• _WHAT IS NEEDED_
Only lines holding the string "condition" are wanted; copy each one from the material.

• _SUPPLIED RECORDS_
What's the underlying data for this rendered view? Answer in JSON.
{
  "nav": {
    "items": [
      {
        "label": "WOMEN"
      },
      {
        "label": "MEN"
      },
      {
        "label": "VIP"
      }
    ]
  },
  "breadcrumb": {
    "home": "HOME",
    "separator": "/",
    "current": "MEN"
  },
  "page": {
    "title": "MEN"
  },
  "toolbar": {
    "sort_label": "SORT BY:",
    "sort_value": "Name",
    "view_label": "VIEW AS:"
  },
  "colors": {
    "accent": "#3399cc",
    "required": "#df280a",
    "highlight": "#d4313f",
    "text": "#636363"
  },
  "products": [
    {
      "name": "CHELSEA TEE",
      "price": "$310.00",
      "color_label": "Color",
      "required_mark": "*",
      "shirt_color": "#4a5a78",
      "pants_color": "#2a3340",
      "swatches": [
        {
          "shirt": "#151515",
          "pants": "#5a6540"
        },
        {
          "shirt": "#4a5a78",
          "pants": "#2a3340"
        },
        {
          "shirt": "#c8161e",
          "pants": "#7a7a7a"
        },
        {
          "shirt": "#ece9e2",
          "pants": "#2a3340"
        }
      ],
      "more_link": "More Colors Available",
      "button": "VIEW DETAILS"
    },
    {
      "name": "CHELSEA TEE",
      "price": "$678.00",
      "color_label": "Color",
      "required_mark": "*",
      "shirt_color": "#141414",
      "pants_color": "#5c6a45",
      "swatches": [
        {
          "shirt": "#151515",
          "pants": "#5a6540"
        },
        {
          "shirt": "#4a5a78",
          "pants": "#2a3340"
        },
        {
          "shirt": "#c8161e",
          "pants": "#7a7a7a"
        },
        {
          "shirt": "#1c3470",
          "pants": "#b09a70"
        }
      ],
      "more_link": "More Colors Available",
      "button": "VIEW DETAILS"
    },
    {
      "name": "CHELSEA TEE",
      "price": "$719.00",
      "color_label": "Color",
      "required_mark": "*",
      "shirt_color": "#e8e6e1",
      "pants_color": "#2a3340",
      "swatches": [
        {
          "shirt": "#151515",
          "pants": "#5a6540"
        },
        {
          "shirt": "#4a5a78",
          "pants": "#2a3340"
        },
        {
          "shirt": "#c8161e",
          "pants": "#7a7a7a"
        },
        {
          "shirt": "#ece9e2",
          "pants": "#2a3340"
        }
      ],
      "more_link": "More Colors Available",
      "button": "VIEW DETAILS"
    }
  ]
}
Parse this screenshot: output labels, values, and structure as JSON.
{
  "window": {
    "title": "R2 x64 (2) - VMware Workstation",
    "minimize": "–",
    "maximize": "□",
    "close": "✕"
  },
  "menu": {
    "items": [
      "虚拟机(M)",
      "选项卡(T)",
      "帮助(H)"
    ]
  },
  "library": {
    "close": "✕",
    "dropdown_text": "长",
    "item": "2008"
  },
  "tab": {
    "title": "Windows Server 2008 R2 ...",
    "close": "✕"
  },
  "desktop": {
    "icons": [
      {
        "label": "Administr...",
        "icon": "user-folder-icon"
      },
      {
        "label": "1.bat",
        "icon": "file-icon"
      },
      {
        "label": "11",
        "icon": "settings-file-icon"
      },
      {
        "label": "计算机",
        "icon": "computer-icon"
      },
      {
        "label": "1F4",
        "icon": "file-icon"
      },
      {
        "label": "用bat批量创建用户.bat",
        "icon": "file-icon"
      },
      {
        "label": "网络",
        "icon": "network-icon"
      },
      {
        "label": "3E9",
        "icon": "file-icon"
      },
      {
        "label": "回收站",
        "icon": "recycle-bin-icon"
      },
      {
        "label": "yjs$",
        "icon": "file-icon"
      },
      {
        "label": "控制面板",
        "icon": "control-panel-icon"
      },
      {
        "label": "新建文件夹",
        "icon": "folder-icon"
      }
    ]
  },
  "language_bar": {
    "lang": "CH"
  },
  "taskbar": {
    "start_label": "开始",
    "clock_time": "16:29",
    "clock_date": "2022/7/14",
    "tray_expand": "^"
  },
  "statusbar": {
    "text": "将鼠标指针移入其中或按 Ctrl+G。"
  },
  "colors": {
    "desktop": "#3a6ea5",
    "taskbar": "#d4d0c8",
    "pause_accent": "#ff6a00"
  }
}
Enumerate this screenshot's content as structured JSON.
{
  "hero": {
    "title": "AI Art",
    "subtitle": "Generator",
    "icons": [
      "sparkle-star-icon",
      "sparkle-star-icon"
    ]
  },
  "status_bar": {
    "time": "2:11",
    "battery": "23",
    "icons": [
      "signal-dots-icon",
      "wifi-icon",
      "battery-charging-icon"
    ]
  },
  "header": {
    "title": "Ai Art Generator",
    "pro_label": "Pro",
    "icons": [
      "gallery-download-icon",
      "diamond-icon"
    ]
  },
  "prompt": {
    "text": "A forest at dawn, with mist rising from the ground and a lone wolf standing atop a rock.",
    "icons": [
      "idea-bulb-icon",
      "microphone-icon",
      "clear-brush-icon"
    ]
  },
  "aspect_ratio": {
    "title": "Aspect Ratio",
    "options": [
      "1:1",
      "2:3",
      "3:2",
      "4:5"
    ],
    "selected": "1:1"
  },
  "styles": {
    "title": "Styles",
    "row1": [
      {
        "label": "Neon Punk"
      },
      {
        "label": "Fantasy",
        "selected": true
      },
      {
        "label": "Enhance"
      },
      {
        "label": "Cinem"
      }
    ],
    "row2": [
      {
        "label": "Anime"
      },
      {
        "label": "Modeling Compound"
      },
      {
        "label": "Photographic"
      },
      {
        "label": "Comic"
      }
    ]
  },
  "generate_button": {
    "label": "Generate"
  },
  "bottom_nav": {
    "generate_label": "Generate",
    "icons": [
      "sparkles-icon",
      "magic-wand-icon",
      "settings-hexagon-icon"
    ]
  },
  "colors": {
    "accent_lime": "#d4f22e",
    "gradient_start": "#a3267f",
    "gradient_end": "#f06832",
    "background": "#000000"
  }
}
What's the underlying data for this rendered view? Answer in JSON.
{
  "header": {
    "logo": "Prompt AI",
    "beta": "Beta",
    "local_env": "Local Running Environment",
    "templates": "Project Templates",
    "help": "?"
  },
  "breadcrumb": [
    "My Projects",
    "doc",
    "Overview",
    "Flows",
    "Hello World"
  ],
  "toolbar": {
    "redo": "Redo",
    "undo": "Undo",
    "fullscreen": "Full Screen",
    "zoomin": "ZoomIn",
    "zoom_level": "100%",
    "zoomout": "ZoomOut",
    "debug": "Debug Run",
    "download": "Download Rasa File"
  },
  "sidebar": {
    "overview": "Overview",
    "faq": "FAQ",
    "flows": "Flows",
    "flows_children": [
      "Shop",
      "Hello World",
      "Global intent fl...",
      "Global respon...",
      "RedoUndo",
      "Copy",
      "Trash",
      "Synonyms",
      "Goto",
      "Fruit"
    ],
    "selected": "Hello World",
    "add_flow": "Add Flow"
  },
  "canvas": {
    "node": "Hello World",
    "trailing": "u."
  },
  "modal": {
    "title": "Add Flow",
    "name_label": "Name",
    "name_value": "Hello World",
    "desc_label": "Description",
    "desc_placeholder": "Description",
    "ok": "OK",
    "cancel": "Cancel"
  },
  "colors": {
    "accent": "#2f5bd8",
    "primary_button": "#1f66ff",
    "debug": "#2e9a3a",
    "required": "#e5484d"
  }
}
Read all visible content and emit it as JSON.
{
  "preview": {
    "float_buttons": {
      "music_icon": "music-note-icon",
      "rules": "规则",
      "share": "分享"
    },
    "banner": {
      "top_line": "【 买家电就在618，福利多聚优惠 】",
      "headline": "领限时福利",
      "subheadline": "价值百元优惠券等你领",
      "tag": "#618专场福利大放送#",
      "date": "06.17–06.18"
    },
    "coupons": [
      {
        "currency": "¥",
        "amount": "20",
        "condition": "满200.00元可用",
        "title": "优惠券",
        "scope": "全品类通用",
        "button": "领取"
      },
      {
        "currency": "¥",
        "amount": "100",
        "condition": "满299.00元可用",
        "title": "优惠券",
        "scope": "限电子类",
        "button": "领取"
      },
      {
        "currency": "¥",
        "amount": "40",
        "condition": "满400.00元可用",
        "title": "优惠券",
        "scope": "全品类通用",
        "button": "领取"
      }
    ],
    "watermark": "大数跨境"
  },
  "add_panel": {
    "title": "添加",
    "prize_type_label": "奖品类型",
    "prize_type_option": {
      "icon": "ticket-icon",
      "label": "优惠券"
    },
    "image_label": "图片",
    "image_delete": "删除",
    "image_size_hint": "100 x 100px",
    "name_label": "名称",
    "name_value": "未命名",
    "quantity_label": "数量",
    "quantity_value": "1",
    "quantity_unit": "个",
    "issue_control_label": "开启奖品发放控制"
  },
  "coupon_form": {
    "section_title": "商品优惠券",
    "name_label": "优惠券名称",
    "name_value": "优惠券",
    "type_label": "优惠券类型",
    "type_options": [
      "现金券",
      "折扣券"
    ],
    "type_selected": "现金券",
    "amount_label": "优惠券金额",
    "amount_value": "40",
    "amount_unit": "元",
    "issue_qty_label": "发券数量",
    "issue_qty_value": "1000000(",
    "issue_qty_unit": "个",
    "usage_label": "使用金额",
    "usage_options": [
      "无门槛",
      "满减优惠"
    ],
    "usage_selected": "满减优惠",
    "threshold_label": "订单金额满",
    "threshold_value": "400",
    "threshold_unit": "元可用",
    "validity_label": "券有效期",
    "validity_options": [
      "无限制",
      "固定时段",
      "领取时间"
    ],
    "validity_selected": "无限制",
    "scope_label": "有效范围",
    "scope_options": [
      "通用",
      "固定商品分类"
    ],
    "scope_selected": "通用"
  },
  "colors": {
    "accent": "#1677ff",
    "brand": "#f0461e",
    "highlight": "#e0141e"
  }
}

• _TASK SOLUTION_
        "condition": "满200.00元可用",
        "condition": "满299.00元可用",
        "condition": "满400.00元可用",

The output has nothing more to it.